═══ Предложенный текст

Это заседание Политбюро фактически вел Берия, беспардонно перебивая формально председательствующего Маленкова и Молотова, а также невнятно что-то бормотавшего Микояна – все они словно находились в каком-то трансе. Берия с каждой минутой всё более и более входил в раж, становился всё разнузданнее и разнузданнее, показывая всем остальным членам Политбюро, что фактически теперь он в стране хозяин. Причина такого поведения Берии мне раскрылась позже: как выяснилось – уже был подготовлен заговор, в результате которого он становился главой государства. Заговор, как известно, не удался. Безропотные, внешне соглашавшиеся со всеми высказываниями Берии члены Политбюро – готовили контрзаговор. Значительно позднее, из материалов следствия по делу Берии я узнал причину транса остальных членов Политбюро. Берия верил в успех своего заговора и заранее чувствовал себя хозяином положения, был убежден, что главой страны должен быть он. Берия уже предвкушал, как будет рвать горло всем сидящим на этом заседании Политбюро. Но не успел: 26 июня 1953 года в этом же зале заседаний он был схвачен и обезоружен офицерами Московского военного округа, завернут в ковер и вывезен из Кремля мимо охраны МГБ в подземный бункер штаба округа. Через несколько месяцев был осужден и расстрелян.
То заседание Политбюро 13 июня длилось несколько часов, был жаркий летний день, окна не открывались – бушевали дождь и гроза, рубашка у меня промокла до поясного ремня.
Когда на заседании возникло редкое затишье, мой перевод еще слушали, потом каждый говорил, не слушая другого, да и слушать, было незачем – властители соцлагеря договорились заранее: Ракоши фактически отстранить от должности премьер-министра, временно, «для исправления ошибок» (до пленума ЦК ВПТ) оставить за ним должность первого секретаря, а пост премьер-министра передать Имре Надю. Как известно, ошибки эти Ракоши не исправил – назревало народное восстание.
Последний раз я встретился с Ракоши в конце июля 1956 года, когда он был освобожден от должности первого секретаря и мне поручили сопровождать его при отъезде (фактически в ссылку) в Краснодар. Там он поселился в небольшом доме вместе с женой Феней Федоровной.

══════

**Работа с прочитанным**
a) Какие даты называются в тексте о заседании Политбюро? Перечислите все.
b) Напишите продолжение текста о заседании Политбюро, начав сразу после его последнего предложения.

═══ Исходные данные

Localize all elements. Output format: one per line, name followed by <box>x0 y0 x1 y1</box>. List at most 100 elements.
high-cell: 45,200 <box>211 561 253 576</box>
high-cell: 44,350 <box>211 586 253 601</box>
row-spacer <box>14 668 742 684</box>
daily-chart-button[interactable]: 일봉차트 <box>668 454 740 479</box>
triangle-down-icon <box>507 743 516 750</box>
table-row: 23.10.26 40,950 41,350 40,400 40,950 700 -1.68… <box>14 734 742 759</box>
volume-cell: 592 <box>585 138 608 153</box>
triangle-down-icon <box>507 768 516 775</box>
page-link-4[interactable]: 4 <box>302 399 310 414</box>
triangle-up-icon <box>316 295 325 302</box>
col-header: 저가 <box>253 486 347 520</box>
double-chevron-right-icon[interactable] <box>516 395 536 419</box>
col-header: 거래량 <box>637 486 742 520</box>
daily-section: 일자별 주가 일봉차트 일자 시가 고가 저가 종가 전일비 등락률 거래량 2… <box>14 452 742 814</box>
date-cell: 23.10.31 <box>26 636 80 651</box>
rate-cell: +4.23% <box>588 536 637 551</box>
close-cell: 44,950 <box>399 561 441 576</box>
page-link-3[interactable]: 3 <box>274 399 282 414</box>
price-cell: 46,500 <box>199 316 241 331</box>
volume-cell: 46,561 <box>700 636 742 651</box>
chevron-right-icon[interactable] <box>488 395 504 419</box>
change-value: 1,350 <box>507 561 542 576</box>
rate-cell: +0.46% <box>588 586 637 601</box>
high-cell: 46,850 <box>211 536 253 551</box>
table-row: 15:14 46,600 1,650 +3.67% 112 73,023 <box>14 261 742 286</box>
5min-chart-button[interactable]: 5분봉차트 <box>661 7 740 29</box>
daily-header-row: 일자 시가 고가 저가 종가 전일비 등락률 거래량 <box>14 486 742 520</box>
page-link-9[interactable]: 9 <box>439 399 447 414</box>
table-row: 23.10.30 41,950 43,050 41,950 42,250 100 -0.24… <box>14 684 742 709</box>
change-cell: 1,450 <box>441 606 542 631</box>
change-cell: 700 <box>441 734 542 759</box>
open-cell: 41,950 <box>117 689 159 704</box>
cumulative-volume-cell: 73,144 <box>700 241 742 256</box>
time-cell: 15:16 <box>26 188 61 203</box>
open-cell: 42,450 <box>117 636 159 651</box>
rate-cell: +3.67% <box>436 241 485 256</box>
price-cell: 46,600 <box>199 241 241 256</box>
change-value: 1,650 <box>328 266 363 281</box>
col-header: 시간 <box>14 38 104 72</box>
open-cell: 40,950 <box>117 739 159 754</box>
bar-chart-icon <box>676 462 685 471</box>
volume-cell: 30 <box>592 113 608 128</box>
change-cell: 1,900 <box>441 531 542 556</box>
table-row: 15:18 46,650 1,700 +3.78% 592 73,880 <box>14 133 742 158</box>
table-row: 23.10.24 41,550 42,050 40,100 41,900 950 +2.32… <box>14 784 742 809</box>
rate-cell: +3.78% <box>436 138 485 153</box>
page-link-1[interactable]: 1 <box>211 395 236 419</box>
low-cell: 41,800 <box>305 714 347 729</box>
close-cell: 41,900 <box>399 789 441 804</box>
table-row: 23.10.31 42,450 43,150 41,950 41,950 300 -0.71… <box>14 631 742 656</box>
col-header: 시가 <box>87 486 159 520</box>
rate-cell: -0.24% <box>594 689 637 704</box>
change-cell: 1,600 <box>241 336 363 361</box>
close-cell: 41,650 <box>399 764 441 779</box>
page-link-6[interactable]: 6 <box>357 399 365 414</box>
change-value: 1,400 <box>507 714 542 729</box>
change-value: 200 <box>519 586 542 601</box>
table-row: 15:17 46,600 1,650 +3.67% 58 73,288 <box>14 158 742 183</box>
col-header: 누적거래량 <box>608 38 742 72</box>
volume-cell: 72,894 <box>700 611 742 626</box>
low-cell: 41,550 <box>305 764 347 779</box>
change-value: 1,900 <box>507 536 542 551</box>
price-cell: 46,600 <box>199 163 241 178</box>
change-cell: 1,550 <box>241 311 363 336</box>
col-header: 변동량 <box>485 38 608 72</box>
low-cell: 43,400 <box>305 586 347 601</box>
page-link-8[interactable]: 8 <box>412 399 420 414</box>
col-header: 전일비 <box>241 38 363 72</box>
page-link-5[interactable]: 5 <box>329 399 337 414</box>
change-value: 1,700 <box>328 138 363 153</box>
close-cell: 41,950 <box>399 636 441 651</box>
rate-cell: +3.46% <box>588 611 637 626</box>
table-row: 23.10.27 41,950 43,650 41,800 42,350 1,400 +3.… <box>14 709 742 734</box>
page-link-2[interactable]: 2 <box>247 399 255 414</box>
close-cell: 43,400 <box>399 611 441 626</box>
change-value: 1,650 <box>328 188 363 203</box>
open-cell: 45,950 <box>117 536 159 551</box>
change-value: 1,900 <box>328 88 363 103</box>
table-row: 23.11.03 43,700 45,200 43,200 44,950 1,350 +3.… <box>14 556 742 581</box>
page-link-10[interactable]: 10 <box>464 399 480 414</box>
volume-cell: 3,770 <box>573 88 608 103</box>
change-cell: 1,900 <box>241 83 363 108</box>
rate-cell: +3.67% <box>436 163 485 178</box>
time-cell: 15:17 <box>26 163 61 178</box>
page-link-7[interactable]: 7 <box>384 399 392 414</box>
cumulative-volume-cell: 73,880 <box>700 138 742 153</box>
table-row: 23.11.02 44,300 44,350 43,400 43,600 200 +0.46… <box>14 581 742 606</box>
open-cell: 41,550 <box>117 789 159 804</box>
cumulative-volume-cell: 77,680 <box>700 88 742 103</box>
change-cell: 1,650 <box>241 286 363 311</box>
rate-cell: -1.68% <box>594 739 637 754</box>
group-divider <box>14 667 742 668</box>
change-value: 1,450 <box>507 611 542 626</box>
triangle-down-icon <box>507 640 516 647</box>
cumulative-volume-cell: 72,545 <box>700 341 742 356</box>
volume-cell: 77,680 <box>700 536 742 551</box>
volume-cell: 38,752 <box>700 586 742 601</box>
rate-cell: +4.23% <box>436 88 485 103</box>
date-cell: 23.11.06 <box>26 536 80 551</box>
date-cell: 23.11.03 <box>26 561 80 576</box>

══════

**Ответы к заданиям**
a) 13 июня; 26 июня 1953 года; конец июля 1956 года.

b)
Затем, когда я уже не работал в аппарате ЦК, а вел научную работу по Венгрии в Академии наук СССР, до меня доходила информация, что Ракоши много раз писал прошения, чтобы ему разрешили жить в Венгрии, но его не пускали. Правда, потом он был переведен поближе к Москве, в Горьком (теперь Нижний Новгород). Умер Матьяш Ракоши в 1971 году.
После этого побоища на Политбюро у меня осталось очень тяжелое впечатление. Я впервые увидел без прикрас истинные лица «небожителей». Прежде в моих личных представлениях эти люди были на высоком пьедестале. И вдруг я разглядел в них что-то нечеловеческое, звериное и мне стало страшно и противно участвовать в грязных политических игрищах. Я решил уйти из аппарата. Но оттуда так просто не уйдешь: очень много знаешь о порядках в ЦК, о руководящих личностях, деталях – не ровен час, сболтнешь чего не надо и где не надо. Можно было сослаться на болезни, но я был здоров. Остался единственный выход – уйти на партийную учебу, а оттуда потихоньку на научную в Академию наук. Так я и сделал. Тем более, в ЦК любят внедрять в науку бывших аппаратчиков, считая, что там они будут проводить в исследованиях надлежащую партийную линию.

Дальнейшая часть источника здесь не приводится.